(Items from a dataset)
=-=-=-=-=

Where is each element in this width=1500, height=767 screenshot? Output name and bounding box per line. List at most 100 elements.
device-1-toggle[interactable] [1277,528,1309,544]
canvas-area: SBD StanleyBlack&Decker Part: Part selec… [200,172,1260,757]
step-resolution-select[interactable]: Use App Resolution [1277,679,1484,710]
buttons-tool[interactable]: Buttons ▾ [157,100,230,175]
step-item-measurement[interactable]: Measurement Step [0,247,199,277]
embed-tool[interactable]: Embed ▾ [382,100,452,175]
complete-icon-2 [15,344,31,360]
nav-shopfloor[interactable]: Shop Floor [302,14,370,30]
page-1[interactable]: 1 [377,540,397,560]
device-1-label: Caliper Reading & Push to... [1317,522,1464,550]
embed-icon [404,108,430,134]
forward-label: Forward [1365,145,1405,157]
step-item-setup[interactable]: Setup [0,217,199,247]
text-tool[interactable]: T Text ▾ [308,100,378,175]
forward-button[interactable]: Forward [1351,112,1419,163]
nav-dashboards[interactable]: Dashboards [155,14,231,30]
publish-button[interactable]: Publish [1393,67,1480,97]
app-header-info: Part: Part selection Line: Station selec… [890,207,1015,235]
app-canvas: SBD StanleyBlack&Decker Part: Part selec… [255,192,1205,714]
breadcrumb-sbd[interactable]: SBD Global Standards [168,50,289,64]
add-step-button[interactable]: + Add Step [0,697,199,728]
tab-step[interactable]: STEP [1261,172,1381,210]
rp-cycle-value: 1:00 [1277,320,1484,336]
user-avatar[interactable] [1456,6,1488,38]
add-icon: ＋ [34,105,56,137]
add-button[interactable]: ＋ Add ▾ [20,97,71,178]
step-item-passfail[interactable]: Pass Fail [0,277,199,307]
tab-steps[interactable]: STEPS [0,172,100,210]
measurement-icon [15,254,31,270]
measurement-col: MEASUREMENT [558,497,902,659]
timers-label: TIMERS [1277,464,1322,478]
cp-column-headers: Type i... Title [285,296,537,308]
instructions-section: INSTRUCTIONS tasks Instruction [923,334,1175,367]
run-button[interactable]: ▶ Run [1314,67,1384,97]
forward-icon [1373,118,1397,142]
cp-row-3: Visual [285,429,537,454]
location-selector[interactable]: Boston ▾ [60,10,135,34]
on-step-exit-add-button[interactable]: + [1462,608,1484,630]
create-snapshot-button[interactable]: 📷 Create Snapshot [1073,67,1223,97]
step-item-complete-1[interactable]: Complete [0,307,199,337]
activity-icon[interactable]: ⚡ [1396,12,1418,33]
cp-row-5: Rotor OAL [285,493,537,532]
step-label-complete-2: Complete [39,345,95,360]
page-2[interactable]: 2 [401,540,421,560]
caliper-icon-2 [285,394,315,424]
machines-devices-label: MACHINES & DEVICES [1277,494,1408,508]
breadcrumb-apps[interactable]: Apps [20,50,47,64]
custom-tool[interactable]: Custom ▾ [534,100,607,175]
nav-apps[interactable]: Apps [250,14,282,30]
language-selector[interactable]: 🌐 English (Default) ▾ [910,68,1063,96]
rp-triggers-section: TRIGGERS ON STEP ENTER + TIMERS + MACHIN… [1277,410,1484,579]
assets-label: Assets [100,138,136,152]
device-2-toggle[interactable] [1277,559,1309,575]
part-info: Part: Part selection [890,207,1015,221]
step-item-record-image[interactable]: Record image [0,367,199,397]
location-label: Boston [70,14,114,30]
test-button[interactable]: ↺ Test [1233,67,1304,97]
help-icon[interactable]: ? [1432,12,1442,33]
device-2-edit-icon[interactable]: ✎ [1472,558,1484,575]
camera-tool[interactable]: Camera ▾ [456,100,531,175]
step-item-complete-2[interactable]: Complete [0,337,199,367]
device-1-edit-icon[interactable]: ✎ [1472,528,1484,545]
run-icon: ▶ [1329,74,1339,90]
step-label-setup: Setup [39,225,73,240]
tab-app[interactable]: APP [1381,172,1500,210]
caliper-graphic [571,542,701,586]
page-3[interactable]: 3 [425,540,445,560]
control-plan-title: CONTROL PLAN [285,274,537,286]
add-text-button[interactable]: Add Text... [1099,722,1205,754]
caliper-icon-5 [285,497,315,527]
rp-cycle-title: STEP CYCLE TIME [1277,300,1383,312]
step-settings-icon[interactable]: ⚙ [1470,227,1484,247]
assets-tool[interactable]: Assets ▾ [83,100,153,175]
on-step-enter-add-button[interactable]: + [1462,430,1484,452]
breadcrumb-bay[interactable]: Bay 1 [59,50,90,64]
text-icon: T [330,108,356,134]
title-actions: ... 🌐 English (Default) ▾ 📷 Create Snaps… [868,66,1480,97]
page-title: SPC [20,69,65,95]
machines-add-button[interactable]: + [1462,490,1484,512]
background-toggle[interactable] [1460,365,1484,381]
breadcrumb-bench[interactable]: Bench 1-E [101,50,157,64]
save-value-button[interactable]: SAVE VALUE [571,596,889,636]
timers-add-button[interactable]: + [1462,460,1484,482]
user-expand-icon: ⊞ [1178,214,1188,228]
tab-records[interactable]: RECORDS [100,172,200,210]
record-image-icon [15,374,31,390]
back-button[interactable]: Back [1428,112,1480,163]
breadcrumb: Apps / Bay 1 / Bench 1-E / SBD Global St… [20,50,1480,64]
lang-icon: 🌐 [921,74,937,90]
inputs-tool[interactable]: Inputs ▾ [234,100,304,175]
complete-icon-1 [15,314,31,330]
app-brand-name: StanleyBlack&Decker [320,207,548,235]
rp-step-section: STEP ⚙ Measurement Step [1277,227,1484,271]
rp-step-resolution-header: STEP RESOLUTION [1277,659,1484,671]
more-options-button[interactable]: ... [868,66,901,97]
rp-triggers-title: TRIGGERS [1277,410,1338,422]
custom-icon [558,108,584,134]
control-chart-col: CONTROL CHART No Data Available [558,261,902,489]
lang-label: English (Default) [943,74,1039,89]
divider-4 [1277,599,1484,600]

=-=-=-=-=

**Directive:**
In every record, rename "interactable" to "clickable" and reproduce the records with no other changes.

**Answer in full:**
Where is each element in this width=1500, height=767 screenshot? Output name and bounding box per line. List at most 100 elements.
device-1-toggle[clickable] [1277,528,1309,544]
canvas-area: SBD StanleyBlack&Decker Part: Part selec… [200,172,1260,757]
step-resolution-select[clickable]: Use App Resolution [1277,679,1484,710]
buttons-tool[clickable]: Buttons ▾ [157,100,230,175]
step-item-measurement[clickable]: Measurement Step [0,247,199,277]
embed-tool[clickable]: Embed ▾ [382,100,452,175]
complete-icon-2 [15,344,31,360]
nav-shopfloor[clickable]: Shop Floor [302,14,370,30]
page-1[clickable]: 1 [377,540,397,560]
device-1-label: Caliper Reading & Push to... [1317,522,1464,550]
embed-icon [404,108,430,134]
forward-label: Forward [1365,145,1405,157]
step-item-setup[clickable]: Setup [0,217,199,247]
text-tool[clickable]: T Text ▾ [308,100,378,175]
forward-button[clickable]: Forward [1351,112,1419,163]
nav-dashboards[clickable]: Dashboards [155,14,231,30]
publish-button[clickable]: Publish [1393,67,1480,97]
app-header-info: Part: Part selection Line: Station selec… [890,207,1015,235]
app-canvas: SBD StanleyBlack&Decker Part: Part selec… [255,192,1205,714]
breadcrumb-sbd[clickable]: SBD Global Standards [168,50,289,64]
add-step-button[clickable]: + Add Step [0,697,199,728]
tab-step[clickable]: STEP [1261,172,1381,210]
rp-cycle-value: 1:00 [1277,320,1484,336]
user-avatar[clickable] [1456,6,1488,38]
add-icon: ＋ [34,105,56,137]
add-button[clickable]: ＋ Add ▾ [20,97,71,178]
step-item-passfail[clickable]: Pass Fail [0,277,199,307]
tab-steps[clickable]: STEPS [0,172,100,210]
measurement-icon [15,254,31,270]
measurement-col: MEASUREMENT [558,497,902,659]
timers-label: TIMERS [1277,464,1322,478]
cp-column-headers: Type i... Title [285,296,537,308]
instructions-section: INSTRUCTIONS tasks Instruction [923,334,1175,367]
run-button[clickable]: ▶ Run [1314,67,1384,97]
forward-icon [1373,118,1397,142]
cp-row-3: Visual [285,429,537,454]
location-selector[clickable]: Boston ▾ [60,10,135,34]
on-step-exit-add-button[clickable]: + [1462,608,1484,630]
create-snapshot-button[clickable]: 📷 Create Snapshot [1073,67,1223,97]
step-item-complete-1[clickable]: Complete [0,307,199,337]
activity-icon[clickable]: ⚡ [1396,12,1418,33]
cp-row-5: Rotor OAL [285,493,537,532]
step-label-complete-2: Complete [39,345,95,360]
page-2[clickable]: 2 [401,540,421,560]
caliper-icon-2 [285,394,315,424]
machines-devices-label: MACHINES & DEVICES [1277,494,1408,508]
breadcrumb-apps[clickable]: Apps [20,50,47,64]
custom-tool[clickable]: Custom ▾ [534,100,607,175]
nav-apps[clickable]: Apps [250,14,282,30]
language-selector[clickable]: 🌐 English (Default) ▾ [910,68,1063,96]
rp-triggers-section: TRIGGERS ON STEP ENTER + TIMERS + MACHIN… [1277,410,1484,579]
assets-label: Assets [100,138,136,152]
device-2-toggle[clickable] [1277,559,1309,575]
part-info: Part: Part selection [890,207,1015,221]
step-item-record-image[clickable]: Record image [0,367,199,397]
location-label: Boston [70,14,114,30]
test-button[clickable]: ↺ Test [1233,67,1304,97]
help-icon[clickable]: ? [1432,12,1442,33]
device-2-edit-icon[clickable]: ✎ [1472,558,1484,575]
camera-tool[clickable]: Camera ▾ [456,100,531,175]
step-item-complete-2[clickable]: Complete [0,337,199,367]
device-1-edit-icon[clickable]: ✎ [1472,528,1484,545]
run-icon: ▶ [1329,74,1339,90]
step-label-setup: Setup [39,225,73,240]
tab-app[clickable]: APP [1381,172,1500,210]
caliper-graphic [571,542,701,586]
page-3[clickable]: 3 [425,540,445,560]
control-plan-title: CONTROL PLAN [285,274,537,286]
add-text-button[clickable]: Add Text... [1099,722,1205,754]
caliper-icon-5 [285,497,315,527]
rp-cycle-title: STEP CYCLE TIME [1277,300,1383,312]
step-settings-icon[clickable]: ⚙ [1470,227,1484,247]
assets-tool[clickable]: Assets ▾ [83,100,153,175]
on-step-enter-add-button[clickable]: + [1462,430,1484,452]
breadcrumb-bay[clickable]: Bay 1 [59,50,90,64]
text-icon: T [330,108,356,134]
title-actions: ... 🌐 English (Default) ▾ 📷 Create Snaps… [868,66,1480,97]
page-title: SPC [20,69,65,95]
machines-add-button[clickable]: + [1462,490,1484,512]
background-toggle[clickable] [1460,365,1484,381]
breadcrumb-bench[clickable]: Bench 1-E [101,50,157,64]
save-value-button[clickable]: SAVE VALUE [571,596,889,636]
timers-add-button[clickable]: + [1462,460,1484,482]
user-expand-icon: ⊞ [1178,214,1188,228]
tab-records[clickable]: RECORDS [100,172,200,210]
record-image-icon [15,374,31,390]
back-button[clickable]: Back [1428,112,1480,163]
breadcrumb: Apps / Bay 1 / Bench 1-E / SBD Global St… [20,50,1480,64]
lang-icon: 🌐 [921,74,937,90]
inputs-tool[clickable]: Inputs ▾ [234,100,304,175]
complete-icon-1 [15,314,31,330]
app-brand-name: StanleyBlack&Decker [320,207,548,235]
rp-step-section: STEP ⚙ Measurement Step [1277,227,1484,271]
rp-step-resolution-header: STEP RESOLUTION [1277,659,1484,671]
more-options-button[clickable]: ... [868,66,901,97]
rp-triggers-title: TRIGGERS [1277,410,1338,422]
custom-icon [558,108,584,134]
control-chart-col: CONTROL CHART No Data Available [558,261,902,489]
lang-label: English (Default) [943,74,1039,89]
divider-4 [1277,599,1484,600]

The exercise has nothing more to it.